Document transcript data
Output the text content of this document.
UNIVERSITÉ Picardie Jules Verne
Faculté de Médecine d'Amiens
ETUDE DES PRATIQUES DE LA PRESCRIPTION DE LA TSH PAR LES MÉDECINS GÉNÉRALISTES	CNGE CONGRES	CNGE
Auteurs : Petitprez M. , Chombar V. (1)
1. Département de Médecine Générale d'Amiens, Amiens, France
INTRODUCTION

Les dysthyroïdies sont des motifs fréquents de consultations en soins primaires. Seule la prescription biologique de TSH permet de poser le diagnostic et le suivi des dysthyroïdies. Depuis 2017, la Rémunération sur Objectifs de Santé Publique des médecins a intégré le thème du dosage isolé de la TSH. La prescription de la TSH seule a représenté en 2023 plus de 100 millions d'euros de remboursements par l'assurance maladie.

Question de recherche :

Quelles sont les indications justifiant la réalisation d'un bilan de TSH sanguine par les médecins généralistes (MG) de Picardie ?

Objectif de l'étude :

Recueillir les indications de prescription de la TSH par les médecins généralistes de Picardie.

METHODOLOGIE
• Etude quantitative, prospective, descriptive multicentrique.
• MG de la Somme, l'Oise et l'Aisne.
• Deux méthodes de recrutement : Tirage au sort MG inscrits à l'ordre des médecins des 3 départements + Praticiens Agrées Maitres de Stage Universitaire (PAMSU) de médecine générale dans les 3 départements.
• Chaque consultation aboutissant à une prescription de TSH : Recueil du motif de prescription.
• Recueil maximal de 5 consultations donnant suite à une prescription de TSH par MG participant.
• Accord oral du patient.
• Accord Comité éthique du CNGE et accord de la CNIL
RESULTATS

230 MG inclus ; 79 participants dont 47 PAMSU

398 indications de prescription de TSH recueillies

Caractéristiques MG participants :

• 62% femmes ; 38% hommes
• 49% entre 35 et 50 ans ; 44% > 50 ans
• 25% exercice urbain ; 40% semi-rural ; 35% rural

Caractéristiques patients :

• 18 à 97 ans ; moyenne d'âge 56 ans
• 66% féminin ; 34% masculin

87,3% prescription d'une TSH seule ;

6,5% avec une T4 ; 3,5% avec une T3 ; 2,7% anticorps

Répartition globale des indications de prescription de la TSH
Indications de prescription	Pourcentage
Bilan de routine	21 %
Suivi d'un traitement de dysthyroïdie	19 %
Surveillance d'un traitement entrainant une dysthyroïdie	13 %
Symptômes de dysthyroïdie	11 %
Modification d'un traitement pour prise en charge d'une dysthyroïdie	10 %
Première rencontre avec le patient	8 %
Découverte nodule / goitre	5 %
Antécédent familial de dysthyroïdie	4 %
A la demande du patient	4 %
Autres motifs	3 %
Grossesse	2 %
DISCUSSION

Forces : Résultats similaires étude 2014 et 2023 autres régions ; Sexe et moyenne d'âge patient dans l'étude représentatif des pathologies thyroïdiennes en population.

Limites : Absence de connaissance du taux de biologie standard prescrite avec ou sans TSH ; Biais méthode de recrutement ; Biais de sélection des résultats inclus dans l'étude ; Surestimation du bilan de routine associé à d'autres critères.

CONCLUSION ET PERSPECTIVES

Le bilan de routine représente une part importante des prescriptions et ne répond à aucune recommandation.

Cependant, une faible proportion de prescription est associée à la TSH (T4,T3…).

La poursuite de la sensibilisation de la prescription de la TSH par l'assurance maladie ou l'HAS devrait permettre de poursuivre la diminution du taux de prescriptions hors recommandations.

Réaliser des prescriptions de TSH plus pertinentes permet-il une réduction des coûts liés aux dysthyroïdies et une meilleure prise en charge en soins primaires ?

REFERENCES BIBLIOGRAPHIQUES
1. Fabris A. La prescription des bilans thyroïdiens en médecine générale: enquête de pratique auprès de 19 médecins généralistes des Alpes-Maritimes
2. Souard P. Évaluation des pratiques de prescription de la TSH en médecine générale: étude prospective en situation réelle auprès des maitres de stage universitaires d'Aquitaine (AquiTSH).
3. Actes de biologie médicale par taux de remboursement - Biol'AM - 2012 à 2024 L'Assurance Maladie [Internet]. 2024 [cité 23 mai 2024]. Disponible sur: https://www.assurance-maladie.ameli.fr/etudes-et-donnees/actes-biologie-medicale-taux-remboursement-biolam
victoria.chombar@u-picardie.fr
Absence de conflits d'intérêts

## [Requirement]
The answer should be all the entries, restated with no word changed.

## [Task response]
Output the text content of this document.
UNIVERSITÉ Picardie Jules Verne
Faculté de Médecine d'Amiens
ETUDE DES PRATIQUES DE LA PRESCRIPTION DE LA TSH PAR LES MÉDECINS GÉNÉRALISTES	CNGE CONGRES	CNGE
Auteurs : Petitprez M. , Chombar V. (1)
1. Département de Médecine Générale d'Amiens, Amiens, France
INTRODUCTION

Les dysthyroïdies sont des motifs fréquents de consultations en soins primaires. Seule la prescription biologique de TSH permet de poser le diagnostic et le suivi des dysthyroïdies. Depuis 2017, la Rémunération sur Objectifs de Santé Publique des médecins a intégré le thème du dosage isolé de la TSH. La prescription de la TSH seule a représenté en 2023 plus de 100 millions d'euros de remboursements par l'assurance maladie.

Question de recherche :

Quelles sont les indications justifiant la réalisation d'un bilan de TSH sanguine par les médecins généralistes (MG) de Picardie ?

Objectif de l'étude :

Recueillir les indications de prescription de la TSH par les médecins généralistes de Picardie.

METHODOLOGIE
• Etude quantitative, prospective, descriptive multicentrique.
• MG de la Somme, l'Oise et l'Aisne.
• Deux méthodes de recrutement : Tirage au sort MG inscrits à l'ordre des médecins des 3 départements + Praticiens Agrées Maitres de Stage Universitaire (PAMSU) de médecine générale dans les 3 départements.
• Chaque consultation aboutissant à une prescription de TSH : Recueil du motif de prescription.
• Recueil maximal de 5 consultations donnant suite à une prescription de TSH par MG participant.
• Accord oral du patient.
• Accord Comité éthique du CNGE et accord de la CNIL
RESULTATS

230 MG inclus ; 79 participants dont 47 PAMSU

398 indications de prescription de TSH recueillies

Caractéristiques MG participants :

• 62% femmes ; 38% hommes
• 49% entre 35 et 50 ans ; 44% > 50 ans
• 25% exercice urbain ; 40% semi-rural ; 35% rural

Caractéristiques patients :

• 18 à 97 ans ; moyenne d'âge 56 ans
• 66% féminin ; 34% masculin

87,3% prescription d'une TSH seule ;

6,5% avec une T4 ; 3,5% avec une T3 ; 2,7% anticorps

Répartition globale des indications de prescription de la TSH
Indications de prescription	Pourcentage
Bilan de routine	21 %
Suivi d'un traitement de dysthyroïdie	19 %
Surveillance d'un traitement entrainant une dysthyroïdie	13 %
Symptômes de dysthyroïdie	11 %
Modification d'un traitement pour prise en charge d'une dysthyroïdie	10 %
Première rencontre avec le patient	8 %
Découverte nodule / goitre	5 %
Antécédent familial de dysthyroïdie	4 %
A la demande du patient	4 %
Autres motifs	3 %
Grossesse	2 %
DISCUSSION

Forces : Résultats similaires étude 2014 et 2023 autres régions ; Sexe et moyenne d'âge patient dans l'étude représentatif des pathologies thyroïdiennes en population.

Limites : Absence de connaissance du taux de biologie standard prescrite avec ou sans TSH ; Biais méthode de recrutement ; Biais de sélection des résultats inclus dans l'étude ; Surestimation du bilan de routine associé à d'autres critères.

CONCLUSION ET PERSPECTIVES

Le bilan de routine représente une part importante des prescriptions et ne répond à aucune recommandation.

Cependant, une faible proportion de prescription est associée à la TSH (T4,T3…).

La poursuite de la sensibilisation de la prescription de la TSH par l'assurance maladie ou l'HAS devrait permettre de poursuivre la diminution du taux de prescriptions hors recommandations.

Réaliser des prescriptions de TSH plus pertinentes permet-il une réduction des coûts liés aux dysthyroïdies et une meilleure prise en charge en soins primaires ?

REFERENCES BIBLIOGRAPHIQUES
1. Fabris A. La prescription des bilans thyroïdiens en médecine générale: enquête de pratique auprès de 19 médecins généralistes des Alpes-Maritimes
2. Souard P. Évaluation des pratiques de prescription de la TSH en médecine générale: étude prospective en situation réelle auprès des maitres de stage universitaires d'Aquitaine (AquiTSH).
3. Actes de biologie médicale par taux de remboursement - Biol'AM - 2012 à 2024 L'Assurance Maladie [Internet]. 2024 [cité 23 mai 2024]. Disponible sur: https://www.assurance-maladie.ameli.fr/etudes-et-donnees/actes-biologie-medicale-taux-remboursement-biolam
victoria.chombar@u-picardie.fr
Absence de conflits d'intérêts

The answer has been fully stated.